--- SELECTED EXCERPT ---
****************

During 2018, the Center for Medicare & Medicaid Innovation (CMMI) at the Centers for Medicare & Medicaid Services (CMS) announced two new opportunities for state governments and their partners to improve their delivery systems for children and mothers, respectively, under the Integrated Care for Kids (InCK) and Maternal Opioid Misuse (MOM) models. Both models are designed to address the nation’s opioid crisis through a combination of payment and delivery system reform in Medicaid, with InCK also addressing more than the opioid crisis by offering opportunities to strengthen care for children with complex needs in general. Up to $128 million in funding is available for InCK and up to $64.5 million for MOM. Notices of Funding Opportunity for both models—which will contain full details for applicants and terms of participation—are expected early in 2019, after which interested states and partners will have about four months to apply to CMS.
Like CMMI’s previous Healthcare Innovation Awards (HCIA), approaches under these models will be built “bottom up,” with each applicant being expected to develop a proposal tailored to the specific needs of the state. The two models are separate, and nothing precludes a state from securing funding under both models.
Integrated Care for Kids (InCK) Model
InCK is the first pediatric-only model launched by CMMI, which describes it as “a child centered local service delivery and state payment model that aims to reduce expenditures and improve the quality of care for children under 21 years of age covered by Medicaid and CHIP through prevention, early identification, and treatment of behavioral and physical health needs.” InCK participants will be expected to:
- Improve early identification and treatment of children with complex needs;
- Improve integration and care coordination across settings; and
- Develop alternative payment models in Medicaid (CHIP is optional) to support improved accountability for services to children with complex needs.
InCK models will be approved in up to eight states. Participants in InCK will be state Medicaid agencies working with designated local “Lead Organizations”—HIPAA-covered entities that will lead the implementation of the population health approaches. Different configurations will be accepted at the application phase, with either the Medicaid agency or another Lead Organization leading the application, but under either scenario the Medicaid agency will need to be involved in the provision of data and development of the alternative payment model.
Importantly, the applicant must choose a specific region of the state in which to test the model to allow for a control group within the same state. InCK will run for seven years. CMMI has indicated that it will be looking for applications that include specific strategies to tackle the impact of the opioid crisis on children, although the scope of the funding is broader than opioids, and applicants will likely be judged in part based on whether their proposals could lead to reductions in costly hospitalizations and out-of-home placements.
Maternal Opioid Misuse (MOM) Model
MOM is more narrowly focused than InCK and is centered on improving—through addressing fragmentation—services for Medicaid-enrolled pregnant and postpartum women with an opioid use disorder. MOM participants will be expected to define a “coordinated and integrated care delivery system approach” for the target population that spans physical and behavioral health and satisfies five components:
- Comprehensive care management;
- Care coordination;
- Health promotion;
- Individual and family support; and
- Referral to family and social services.
MOM models will be funded in up to 12 states, and unlike InCK, participants in MOM must be the state Medicaid agencies themselves. State Medicaid agencies must name an external “Care Delivery Partner” such as a health system or health plan that will lead implementation of the care delivery intervention.

****************

--- EXERCISE REQUIREMENTS ---
a – Decide whether each statement below agrees with the passage on the InCK and MOM models. Answer yes or no for each, and quote the words from the passage that decide it.
(i) Up to $128 million in funding is available for InCK.
(ii) InCK will run for five years.
(iii) Participants in MOM must be the state Medicaid agencies themselves.
b – Reproduce the part of the passage on the InCK and MOM models starting with "Integrated Care for Kids (InCK) Model" and going on through "with complex needs.".
The entries are not needed for the tasks on this page.

****************

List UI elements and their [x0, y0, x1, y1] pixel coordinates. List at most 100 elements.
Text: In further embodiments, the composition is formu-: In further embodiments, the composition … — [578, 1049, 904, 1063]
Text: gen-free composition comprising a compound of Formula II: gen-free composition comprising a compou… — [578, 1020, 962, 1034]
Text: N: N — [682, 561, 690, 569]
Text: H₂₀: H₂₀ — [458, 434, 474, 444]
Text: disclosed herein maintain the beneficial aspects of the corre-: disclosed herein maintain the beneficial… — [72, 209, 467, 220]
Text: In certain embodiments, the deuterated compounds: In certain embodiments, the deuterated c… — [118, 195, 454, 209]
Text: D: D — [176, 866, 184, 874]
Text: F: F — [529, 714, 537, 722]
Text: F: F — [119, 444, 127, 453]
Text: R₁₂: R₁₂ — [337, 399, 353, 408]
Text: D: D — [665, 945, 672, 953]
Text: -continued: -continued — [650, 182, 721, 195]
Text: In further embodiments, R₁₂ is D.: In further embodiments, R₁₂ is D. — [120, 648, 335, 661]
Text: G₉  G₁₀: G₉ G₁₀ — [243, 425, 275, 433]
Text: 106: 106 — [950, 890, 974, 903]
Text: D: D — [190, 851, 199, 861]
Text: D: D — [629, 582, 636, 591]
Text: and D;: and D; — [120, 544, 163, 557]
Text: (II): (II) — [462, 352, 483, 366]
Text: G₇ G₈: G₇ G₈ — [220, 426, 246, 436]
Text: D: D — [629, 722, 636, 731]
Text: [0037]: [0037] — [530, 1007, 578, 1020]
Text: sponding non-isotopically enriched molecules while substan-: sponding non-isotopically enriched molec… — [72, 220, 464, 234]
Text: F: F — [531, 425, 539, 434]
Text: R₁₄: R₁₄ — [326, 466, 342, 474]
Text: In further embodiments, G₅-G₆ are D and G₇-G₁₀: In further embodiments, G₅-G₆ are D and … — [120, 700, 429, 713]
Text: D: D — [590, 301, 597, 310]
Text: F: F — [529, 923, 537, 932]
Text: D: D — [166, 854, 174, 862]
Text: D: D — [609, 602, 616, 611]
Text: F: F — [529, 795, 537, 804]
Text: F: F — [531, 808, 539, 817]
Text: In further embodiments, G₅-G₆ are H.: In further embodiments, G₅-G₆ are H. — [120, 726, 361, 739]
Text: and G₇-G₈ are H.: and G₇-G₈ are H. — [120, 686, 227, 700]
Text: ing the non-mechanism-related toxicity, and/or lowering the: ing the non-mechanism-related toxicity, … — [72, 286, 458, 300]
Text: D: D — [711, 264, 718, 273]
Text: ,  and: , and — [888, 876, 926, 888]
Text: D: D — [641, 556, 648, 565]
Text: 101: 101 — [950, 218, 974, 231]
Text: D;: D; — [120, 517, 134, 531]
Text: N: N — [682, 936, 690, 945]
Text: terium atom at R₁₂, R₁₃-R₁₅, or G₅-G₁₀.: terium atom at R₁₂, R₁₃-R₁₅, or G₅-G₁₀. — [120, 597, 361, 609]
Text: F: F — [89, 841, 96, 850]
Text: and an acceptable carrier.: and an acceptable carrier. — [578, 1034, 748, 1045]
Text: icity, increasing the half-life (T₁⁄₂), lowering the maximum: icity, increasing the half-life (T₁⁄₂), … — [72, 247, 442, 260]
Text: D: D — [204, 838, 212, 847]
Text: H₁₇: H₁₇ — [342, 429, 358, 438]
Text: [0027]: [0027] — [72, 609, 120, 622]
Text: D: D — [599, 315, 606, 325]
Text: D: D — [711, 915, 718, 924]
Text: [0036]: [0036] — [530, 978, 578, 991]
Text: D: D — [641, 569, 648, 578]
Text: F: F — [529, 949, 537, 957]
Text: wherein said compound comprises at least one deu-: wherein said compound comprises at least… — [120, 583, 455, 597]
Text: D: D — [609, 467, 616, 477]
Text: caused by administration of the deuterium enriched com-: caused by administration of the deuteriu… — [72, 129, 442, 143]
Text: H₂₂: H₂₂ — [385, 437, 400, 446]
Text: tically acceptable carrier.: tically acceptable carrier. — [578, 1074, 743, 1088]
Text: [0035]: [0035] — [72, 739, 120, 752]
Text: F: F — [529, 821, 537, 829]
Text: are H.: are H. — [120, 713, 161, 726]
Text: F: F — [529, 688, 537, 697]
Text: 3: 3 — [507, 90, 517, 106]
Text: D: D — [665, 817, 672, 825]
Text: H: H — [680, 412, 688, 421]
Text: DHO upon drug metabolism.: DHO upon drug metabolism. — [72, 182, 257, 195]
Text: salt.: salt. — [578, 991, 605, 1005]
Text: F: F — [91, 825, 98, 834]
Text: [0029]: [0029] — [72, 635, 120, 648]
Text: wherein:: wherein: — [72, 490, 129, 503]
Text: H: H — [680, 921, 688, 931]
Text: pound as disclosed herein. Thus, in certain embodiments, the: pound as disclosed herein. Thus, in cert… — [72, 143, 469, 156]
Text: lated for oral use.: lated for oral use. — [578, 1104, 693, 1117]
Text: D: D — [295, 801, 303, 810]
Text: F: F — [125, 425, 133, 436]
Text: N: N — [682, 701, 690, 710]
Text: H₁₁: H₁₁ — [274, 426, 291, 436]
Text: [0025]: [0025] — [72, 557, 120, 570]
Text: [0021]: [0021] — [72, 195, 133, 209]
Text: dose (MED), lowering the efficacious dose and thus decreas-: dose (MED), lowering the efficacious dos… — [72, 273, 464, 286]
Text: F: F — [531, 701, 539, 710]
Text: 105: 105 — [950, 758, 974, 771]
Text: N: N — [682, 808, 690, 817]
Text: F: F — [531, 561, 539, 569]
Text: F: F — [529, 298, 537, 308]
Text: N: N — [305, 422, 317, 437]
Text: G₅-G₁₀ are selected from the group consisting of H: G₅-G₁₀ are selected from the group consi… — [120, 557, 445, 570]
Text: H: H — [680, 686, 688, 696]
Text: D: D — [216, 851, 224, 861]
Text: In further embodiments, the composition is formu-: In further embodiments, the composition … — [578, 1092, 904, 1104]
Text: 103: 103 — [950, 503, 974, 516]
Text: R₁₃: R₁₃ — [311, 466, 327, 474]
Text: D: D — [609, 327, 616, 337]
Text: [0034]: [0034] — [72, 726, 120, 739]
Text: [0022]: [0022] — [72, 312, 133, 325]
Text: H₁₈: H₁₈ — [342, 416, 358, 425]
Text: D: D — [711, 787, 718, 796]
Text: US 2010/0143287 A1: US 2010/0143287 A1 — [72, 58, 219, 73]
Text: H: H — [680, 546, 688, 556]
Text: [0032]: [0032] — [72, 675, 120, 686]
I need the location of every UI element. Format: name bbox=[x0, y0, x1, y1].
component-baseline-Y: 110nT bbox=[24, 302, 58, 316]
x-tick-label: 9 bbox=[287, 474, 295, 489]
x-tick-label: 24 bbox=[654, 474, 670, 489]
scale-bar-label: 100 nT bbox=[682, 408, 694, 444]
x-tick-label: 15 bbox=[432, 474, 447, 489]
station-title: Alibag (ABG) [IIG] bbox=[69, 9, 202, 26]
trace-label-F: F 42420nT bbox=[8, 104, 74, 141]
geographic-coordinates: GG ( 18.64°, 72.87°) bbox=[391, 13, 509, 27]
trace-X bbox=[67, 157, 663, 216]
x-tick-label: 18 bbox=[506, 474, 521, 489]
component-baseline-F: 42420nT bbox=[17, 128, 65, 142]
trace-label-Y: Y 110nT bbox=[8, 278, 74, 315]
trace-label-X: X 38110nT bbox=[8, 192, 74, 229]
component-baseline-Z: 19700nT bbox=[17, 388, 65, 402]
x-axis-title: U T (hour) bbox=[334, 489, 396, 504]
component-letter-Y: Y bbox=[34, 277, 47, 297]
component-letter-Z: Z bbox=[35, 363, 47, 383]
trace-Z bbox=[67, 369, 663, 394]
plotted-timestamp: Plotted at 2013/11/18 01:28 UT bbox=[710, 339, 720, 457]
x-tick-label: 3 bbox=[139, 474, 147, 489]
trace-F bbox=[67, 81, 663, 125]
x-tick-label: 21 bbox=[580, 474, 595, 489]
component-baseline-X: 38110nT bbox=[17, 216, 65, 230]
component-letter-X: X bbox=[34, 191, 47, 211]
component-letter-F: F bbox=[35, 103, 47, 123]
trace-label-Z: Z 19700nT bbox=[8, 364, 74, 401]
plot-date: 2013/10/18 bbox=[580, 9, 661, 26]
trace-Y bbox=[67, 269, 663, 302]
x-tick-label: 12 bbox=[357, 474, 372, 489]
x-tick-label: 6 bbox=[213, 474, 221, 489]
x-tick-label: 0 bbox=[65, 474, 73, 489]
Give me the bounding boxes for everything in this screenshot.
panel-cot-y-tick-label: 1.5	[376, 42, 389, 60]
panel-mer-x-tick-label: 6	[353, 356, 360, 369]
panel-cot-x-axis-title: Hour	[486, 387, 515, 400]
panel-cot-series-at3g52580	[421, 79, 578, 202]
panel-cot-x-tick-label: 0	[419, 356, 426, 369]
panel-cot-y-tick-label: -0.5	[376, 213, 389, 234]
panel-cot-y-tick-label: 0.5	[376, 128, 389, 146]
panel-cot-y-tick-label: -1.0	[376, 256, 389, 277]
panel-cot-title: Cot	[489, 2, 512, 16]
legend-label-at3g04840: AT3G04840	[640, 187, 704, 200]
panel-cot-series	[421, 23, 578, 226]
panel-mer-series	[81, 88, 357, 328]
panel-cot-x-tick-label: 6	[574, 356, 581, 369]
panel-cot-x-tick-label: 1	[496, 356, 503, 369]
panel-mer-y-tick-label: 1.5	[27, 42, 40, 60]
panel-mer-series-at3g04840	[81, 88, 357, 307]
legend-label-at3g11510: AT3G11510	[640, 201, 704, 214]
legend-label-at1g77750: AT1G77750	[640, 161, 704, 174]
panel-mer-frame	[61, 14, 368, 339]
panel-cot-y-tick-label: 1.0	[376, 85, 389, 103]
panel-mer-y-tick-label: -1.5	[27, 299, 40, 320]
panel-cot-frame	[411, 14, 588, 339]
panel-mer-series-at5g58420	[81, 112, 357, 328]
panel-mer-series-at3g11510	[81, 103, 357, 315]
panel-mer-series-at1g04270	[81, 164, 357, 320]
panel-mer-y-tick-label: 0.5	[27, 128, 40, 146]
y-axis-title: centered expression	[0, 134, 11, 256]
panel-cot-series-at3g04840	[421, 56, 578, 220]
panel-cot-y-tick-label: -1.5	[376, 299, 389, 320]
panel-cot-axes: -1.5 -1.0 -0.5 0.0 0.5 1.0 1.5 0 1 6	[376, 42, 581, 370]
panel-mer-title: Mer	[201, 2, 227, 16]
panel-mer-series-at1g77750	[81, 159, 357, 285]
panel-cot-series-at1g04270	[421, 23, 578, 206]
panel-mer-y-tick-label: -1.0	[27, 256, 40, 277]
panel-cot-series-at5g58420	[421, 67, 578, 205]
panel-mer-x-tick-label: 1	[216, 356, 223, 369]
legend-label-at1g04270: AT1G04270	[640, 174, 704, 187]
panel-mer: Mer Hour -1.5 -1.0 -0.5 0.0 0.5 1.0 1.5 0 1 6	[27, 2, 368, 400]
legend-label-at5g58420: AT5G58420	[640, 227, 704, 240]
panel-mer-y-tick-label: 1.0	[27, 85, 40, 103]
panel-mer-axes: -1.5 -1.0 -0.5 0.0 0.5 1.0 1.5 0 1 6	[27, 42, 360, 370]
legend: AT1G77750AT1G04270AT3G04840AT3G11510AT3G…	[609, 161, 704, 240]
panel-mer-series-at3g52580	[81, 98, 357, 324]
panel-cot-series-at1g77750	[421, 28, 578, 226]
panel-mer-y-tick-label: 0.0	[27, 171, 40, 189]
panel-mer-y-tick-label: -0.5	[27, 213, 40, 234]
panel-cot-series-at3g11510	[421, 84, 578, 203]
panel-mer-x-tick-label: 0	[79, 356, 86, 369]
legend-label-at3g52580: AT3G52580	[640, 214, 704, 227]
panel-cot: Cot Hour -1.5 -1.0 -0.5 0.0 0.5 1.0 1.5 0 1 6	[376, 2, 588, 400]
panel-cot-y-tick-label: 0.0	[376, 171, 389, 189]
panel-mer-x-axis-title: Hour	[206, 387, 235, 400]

****************

--- PER-TASK OUTPUTS ---
a –
(i) Yes: "Up to $128 million in funding is available for InCK"
(ii) No: "InCK will run for seven years."
(iii) Yes: "participants in MOM must be the state Medicaid agencies themselves"

b –
Integrated Care for Kids (InCK) Model
InCK is the first pediatric-only model launched by CMMI, which describes it as “a child centered local service delivery and state payment model that aims to reduce expenditures and improve the quality of care for children under 21 years of age covered by Medicaid and CHIP through prevention, early identification, and treatment of behavioral and physical health needs.” InCK participants will be expected to:
- Improve early identification and treatment of children with complex needs;
- Improve integration and care coordination across settings; and
- Develop alternative payment models in Medicaid (CHIP is optional) to support improved accountability for services to children with complex needs.